● **THE TASK**
Find every line in the records below that holds the word "xlabel", and copy each one.

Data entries
####################

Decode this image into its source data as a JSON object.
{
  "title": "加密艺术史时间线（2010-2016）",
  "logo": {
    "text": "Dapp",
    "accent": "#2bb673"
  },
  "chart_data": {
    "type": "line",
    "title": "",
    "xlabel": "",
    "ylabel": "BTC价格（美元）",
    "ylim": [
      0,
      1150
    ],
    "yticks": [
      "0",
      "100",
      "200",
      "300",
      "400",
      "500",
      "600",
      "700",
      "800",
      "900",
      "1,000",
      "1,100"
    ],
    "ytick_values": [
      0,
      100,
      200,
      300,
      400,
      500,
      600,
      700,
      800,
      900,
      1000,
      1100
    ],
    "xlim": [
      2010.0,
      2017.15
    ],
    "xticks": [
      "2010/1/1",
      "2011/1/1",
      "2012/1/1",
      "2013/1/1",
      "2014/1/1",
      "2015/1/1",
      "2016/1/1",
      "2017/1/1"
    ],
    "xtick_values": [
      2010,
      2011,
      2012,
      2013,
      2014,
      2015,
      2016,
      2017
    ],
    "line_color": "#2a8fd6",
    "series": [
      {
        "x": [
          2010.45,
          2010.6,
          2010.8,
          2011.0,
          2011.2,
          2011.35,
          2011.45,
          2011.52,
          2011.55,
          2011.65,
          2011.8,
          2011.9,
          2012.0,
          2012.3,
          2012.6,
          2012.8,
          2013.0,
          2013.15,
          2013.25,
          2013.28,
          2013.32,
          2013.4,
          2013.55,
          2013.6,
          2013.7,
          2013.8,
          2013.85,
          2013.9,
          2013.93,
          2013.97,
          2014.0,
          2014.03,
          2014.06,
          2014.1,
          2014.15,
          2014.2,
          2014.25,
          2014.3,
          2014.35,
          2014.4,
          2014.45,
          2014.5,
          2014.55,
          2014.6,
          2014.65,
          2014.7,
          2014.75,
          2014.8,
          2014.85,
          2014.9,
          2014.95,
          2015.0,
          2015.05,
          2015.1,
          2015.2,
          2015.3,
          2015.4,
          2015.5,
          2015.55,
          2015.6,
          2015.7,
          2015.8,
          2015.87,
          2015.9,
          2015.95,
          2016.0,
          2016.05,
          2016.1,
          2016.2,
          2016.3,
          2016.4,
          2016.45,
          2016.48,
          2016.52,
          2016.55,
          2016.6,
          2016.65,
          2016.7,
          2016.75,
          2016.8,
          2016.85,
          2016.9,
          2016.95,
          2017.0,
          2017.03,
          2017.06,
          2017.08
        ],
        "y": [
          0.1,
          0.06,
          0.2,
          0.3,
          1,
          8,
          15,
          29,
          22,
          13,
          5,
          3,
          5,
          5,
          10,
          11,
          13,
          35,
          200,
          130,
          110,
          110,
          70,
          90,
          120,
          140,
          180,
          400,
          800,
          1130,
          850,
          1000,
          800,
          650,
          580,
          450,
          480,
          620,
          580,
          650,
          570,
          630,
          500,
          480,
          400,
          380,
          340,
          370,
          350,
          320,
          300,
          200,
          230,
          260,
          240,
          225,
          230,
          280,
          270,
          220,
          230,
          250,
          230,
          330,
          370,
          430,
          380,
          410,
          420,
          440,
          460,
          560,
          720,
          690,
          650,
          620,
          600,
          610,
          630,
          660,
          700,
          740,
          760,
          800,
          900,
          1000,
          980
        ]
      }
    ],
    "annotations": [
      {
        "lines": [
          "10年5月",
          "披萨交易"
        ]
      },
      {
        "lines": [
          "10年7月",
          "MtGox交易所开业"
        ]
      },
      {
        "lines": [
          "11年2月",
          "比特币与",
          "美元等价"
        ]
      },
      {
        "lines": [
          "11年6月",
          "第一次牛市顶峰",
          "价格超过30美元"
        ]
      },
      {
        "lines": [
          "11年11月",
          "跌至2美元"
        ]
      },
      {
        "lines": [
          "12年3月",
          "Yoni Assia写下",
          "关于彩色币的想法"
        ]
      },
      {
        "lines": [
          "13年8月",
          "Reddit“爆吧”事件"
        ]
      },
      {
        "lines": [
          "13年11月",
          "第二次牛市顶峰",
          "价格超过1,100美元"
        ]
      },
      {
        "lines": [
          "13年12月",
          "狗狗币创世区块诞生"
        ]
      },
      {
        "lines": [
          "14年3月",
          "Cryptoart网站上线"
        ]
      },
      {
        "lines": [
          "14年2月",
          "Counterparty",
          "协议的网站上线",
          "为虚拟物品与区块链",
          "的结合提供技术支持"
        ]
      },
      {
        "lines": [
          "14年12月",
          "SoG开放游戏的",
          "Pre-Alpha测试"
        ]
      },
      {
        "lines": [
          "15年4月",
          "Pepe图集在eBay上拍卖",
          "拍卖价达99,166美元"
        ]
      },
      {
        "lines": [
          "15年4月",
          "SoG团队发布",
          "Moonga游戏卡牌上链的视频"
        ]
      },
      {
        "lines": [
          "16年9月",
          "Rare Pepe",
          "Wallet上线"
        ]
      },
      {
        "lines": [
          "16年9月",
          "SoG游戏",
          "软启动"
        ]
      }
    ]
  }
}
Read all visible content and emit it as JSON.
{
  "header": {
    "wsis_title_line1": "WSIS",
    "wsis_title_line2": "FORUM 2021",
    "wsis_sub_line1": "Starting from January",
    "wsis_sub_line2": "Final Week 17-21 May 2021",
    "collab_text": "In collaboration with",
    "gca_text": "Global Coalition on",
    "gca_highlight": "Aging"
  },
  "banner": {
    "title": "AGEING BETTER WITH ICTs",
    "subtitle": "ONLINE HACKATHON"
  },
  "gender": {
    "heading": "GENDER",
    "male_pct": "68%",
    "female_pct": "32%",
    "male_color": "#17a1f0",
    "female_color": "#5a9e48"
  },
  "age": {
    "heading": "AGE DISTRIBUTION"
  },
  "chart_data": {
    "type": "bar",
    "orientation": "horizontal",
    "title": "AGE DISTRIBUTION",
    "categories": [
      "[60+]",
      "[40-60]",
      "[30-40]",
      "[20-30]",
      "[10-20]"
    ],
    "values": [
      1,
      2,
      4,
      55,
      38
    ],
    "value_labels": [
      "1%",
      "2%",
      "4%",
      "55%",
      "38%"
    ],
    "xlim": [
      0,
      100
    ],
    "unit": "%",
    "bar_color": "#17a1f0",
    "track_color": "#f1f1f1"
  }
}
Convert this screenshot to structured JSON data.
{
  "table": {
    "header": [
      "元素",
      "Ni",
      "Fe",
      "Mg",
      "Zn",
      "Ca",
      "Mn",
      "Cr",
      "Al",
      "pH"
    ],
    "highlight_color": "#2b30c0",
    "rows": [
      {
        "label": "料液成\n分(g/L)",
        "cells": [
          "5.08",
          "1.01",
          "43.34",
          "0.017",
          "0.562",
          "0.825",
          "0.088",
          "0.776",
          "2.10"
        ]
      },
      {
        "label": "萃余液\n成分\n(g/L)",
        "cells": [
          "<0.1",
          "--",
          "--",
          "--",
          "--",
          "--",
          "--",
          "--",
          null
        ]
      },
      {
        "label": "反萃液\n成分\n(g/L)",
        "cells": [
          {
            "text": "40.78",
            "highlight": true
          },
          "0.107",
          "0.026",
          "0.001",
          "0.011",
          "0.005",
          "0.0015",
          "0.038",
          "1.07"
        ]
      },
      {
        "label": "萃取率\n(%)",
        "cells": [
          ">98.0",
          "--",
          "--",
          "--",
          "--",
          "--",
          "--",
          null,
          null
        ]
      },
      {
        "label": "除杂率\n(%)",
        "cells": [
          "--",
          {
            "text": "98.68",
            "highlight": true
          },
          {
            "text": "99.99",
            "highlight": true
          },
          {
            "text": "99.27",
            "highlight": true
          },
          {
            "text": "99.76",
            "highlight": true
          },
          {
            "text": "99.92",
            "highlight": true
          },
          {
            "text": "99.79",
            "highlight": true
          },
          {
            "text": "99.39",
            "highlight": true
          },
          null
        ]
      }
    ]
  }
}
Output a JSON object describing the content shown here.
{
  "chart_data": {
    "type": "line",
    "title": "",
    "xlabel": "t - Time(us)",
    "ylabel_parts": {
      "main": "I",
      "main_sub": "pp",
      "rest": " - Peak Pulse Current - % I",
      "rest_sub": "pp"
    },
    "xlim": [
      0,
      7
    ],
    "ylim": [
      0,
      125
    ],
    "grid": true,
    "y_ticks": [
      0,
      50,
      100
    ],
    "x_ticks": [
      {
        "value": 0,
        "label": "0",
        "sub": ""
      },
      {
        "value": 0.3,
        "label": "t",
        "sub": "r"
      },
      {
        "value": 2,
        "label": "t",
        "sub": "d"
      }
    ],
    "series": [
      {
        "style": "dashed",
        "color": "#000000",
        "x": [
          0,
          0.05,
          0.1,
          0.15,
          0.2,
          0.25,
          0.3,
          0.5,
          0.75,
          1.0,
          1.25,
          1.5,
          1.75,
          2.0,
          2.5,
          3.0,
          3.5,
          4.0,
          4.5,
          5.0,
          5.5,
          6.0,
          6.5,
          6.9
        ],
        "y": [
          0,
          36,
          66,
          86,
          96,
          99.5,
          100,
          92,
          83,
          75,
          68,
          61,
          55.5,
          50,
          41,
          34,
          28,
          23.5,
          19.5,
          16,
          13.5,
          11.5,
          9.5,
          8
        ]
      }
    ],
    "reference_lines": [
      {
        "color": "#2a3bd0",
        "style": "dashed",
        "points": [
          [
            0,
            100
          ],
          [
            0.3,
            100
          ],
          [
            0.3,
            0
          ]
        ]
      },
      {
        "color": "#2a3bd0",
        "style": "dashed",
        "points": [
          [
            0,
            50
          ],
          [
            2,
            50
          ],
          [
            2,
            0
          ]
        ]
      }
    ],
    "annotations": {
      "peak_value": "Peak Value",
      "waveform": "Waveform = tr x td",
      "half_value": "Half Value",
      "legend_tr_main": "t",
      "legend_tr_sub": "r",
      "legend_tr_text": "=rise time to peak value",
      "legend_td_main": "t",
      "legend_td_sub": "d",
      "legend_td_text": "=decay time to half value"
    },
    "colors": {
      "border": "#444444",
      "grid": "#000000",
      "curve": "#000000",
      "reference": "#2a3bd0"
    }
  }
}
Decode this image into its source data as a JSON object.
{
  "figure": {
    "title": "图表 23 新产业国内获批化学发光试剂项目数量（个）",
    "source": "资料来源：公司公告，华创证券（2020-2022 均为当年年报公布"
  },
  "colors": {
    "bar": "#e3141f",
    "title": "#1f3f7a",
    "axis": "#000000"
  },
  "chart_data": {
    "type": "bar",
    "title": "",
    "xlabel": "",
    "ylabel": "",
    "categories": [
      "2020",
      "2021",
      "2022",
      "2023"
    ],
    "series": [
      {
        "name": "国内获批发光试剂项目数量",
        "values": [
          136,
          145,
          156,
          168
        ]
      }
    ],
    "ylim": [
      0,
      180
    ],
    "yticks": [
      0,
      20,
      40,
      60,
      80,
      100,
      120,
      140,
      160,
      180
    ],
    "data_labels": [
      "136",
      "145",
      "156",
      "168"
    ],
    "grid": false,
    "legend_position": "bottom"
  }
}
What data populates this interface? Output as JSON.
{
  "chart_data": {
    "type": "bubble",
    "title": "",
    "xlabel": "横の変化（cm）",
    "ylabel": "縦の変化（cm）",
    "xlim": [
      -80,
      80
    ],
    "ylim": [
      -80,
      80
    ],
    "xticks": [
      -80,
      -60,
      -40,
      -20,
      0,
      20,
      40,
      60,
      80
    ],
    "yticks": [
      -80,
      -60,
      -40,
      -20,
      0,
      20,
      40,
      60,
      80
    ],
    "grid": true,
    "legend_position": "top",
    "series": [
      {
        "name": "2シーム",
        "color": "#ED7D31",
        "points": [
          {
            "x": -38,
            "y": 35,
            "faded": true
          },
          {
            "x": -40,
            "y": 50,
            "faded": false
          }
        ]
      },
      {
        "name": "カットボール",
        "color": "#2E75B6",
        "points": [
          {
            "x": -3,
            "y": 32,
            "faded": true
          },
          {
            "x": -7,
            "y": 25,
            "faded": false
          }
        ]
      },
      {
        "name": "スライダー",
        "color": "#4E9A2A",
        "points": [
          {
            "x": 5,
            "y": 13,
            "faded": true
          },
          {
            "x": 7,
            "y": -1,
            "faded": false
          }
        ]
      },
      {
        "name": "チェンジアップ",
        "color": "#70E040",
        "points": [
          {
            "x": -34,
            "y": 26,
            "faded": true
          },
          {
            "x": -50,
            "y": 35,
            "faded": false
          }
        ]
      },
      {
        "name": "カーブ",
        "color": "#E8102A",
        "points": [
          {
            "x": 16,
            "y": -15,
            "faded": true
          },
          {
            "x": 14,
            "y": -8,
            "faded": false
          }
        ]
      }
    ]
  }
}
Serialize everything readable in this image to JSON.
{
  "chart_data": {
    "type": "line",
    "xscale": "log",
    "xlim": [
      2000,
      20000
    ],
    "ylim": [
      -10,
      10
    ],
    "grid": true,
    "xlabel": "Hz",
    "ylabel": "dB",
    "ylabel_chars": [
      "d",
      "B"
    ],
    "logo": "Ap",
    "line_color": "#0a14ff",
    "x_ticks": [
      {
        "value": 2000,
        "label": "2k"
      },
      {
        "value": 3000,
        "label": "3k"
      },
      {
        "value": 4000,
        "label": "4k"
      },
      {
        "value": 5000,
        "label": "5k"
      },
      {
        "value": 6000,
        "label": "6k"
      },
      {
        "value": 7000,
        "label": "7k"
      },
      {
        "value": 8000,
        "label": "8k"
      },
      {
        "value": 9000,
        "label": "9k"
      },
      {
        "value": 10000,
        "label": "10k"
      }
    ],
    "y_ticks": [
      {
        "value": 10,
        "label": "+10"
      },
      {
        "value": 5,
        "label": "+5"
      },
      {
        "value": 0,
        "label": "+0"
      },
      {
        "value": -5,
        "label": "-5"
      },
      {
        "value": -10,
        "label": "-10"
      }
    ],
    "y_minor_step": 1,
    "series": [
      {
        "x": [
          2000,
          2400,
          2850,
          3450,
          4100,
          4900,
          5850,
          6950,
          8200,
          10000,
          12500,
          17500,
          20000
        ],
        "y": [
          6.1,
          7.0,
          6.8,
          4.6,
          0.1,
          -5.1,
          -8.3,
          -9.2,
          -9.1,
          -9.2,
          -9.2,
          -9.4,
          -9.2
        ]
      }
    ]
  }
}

####################

● **RESPONSE TO THE TASK**
    "xlabel": "",
    "xlabel": "t - Time(us)",
    "xlabel": "",
    "xlabel": "横の変化（cm）",
    "xlabel": "Hz",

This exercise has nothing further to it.